PROVIDED INFORMATION.
..........

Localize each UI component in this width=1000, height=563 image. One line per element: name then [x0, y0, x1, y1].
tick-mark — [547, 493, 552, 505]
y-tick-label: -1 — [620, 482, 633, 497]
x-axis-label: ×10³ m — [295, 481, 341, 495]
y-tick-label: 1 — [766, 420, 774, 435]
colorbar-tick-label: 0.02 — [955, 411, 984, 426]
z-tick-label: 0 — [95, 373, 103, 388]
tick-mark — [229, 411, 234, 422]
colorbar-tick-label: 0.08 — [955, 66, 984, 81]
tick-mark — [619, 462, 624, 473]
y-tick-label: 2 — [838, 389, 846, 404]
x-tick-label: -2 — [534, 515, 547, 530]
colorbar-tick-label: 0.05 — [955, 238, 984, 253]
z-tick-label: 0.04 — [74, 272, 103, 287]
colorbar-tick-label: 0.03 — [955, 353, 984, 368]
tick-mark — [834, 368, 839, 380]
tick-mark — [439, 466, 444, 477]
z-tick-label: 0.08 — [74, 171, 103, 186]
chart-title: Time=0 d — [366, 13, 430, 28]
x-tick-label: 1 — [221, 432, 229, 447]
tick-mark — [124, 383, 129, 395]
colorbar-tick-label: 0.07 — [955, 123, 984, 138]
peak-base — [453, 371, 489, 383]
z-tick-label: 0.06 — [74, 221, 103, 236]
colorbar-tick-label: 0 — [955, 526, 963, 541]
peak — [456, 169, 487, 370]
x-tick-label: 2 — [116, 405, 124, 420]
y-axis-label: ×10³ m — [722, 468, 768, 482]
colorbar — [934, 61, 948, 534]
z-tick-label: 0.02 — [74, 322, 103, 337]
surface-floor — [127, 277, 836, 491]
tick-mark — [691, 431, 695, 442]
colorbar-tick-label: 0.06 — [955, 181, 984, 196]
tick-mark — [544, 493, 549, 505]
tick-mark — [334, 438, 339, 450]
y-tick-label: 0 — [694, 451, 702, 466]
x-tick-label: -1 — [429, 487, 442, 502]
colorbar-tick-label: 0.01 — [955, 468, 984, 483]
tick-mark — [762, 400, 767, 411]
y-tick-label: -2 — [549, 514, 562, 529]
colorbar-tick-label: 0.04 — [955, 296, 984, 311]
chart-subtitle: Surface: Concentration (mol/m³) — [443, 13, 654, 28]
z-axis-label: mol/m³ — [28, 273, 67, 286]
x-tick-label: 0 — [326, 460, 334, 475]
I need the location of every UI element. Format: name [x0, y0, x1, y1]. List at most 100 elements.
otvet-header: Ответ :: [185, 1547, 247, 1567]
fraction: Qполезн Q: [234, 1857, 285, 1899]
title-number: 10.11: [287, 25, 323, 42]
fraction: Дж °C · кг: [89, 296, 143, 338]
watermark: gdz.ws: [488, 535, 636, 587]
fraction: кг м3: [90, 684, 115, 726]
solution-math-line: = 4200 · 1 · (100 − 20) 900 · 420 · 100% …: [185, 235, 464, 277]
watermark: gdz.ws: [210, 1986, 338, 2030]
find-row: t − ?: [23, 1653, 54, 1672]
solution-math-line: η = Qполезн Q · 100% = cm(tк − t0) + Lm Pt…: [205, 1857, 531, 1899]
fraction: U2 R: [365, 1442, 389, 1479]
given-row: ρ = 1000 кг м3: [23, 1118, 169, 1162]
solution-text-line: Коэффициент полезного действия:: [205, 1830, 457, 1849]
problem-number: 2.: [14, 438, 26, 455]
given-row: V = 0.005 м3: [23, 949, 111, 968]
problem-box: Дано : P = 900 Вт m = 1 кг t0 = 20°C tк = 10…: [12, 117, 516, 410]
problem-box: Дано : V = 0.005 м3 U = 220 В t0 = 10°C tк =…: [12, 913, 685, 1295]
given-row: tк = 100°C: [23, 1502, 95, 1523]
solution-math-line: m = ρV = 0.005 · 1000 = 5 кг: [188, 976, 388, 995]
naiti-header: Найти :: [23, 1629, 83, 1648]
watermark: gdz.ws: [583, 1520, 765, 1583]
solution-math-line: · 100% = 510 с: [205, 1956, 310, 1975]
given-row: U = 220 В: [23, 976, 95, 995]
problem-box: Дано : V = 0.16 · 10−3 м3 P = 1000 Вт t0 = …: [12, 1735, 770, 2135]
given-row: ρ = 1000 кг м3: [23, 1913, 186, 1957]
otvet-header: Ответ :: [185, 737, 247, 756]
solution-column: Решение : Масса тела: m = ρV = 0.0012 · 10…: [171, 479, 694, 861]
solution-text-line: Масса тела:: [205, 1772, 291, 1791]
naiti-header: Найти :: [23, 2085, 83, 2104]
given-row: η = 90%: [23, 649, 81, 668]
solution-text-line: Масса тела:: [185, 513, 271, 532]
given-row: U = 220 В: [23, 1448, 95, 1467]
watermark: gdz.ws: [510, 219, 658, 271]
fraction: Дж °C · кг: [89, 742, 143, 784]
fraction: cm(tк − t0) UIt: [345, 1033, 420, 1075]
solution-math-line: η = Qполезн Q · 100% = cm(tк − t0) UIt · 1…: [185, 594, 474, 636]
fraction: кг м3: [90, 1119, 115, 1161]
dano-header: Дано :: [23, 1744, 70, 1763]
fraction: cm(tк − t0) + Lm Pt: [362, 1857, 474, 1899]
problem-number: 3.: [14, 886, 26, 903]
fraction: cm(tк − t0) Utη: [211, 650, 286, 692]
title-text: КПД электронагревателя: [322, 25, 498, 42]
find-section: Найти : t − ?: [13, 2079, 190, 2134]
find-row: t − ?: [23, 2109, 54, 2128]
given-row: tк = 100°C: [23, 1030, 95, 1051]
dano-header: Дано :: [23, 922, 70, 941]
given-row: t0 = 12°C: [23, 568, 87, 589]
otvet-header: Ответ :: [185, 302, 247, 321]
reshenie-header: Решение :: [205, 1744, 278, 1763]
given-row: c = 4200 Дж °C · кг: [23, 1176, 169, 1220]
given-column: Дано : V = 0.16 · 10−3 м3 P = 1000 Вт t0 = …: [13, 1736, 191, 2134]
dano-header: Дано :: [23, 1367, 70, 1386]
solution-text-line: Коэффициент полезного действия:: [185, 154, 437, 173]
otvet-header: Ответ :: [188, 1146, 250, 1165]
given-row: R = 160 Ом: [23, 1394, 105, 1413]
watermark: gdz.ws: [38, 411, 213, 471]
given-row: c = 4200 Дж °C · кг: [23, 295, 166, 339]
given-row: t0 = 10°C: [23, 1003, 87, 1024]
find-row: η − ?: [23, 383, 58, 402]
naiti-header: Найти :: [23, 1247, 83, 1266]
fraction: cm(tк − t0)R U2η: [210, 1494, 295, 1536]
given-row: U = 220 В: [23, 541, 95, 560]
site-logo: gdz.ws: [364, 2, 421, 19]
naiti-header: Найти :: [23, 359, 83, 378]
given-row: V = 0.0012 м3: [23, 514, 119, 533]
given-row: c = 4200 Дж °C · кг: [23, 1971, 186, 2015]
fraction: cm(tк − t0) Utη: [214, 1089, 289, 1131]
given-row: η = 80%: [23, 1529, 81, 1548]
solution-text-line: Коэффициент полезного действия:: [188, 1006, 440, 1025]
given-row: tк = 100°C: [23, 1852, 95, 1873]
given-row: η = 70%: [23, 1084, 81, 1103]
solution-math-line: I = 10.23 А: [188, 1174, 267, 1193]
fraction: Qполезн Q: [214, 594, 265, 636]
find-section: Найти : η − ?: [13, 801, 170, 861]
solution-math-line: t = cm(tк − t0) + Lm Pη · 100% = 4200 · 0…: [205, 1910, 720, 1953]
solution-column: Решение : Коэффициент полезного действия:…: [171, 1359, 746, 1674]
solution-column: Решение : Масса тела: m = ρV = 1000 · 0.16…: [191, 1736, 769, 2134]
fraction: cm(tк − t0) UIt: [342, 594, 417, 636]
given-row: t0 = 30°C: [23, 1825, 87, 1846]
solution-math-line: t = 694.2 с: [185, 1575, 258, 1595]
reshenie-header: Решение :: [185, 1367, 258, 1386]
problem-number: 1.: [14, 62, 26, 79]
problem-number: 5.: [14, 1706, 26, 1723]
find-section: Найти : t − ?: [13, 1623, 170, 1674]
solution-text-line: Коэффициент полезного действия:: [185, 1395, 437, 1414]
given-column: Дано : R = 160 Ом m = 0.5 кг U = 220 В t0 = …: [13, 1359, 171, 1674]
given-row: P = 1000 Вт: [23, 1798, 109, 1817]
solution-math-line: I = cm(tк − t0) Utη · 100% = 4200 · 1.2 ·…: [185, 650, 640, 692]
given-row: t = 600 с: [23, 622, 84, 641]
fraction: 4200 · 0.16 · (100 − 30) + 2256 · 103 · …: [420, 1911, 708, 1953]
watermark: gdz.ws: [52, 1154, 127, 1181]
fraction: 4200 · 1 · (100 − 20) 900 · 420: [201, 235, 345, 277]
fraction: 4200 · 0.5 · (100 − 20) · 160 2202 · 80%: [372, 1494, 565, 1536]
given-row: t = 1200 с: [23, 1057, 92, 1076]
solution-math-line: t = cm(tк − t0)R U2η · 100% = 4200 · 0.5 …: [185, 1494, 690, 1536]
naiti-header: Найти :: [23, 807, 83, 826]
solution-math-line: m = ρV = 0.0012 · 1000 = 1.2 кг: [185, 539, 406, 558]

..........

EXERCISE DIRECTIONS. Rewrite everything from the first line down to the line containing "tick-mark — [619, 462, 624, 473]", substituting "Identify" for "Localize" and leaving all else unchanged.

IN RESPONSE.
Identify each UI component in this width=1000, height=563 image. One line per element: name then [x0, y0, x1, y1].
tick-mark — [547, 493, 552, 505]
y-tick-label: -1 — [620, 482, 633, 497]
x-axis-label: ×10³ m — [295, 481, 341, 495]
y-tick-label: 1 — [766, 420, 774, 435]
colorbar-tick-label: 0.02 — [955, 411, 984, 426]
z-tick-label: 0 — [95, 373, 103, 388]
tick-mark — [229, 411, 234, 422]
colorbar-tick-label: 0.08 — [955, 66, 984, 81]
tick-mark — [619, 462, 624, 473]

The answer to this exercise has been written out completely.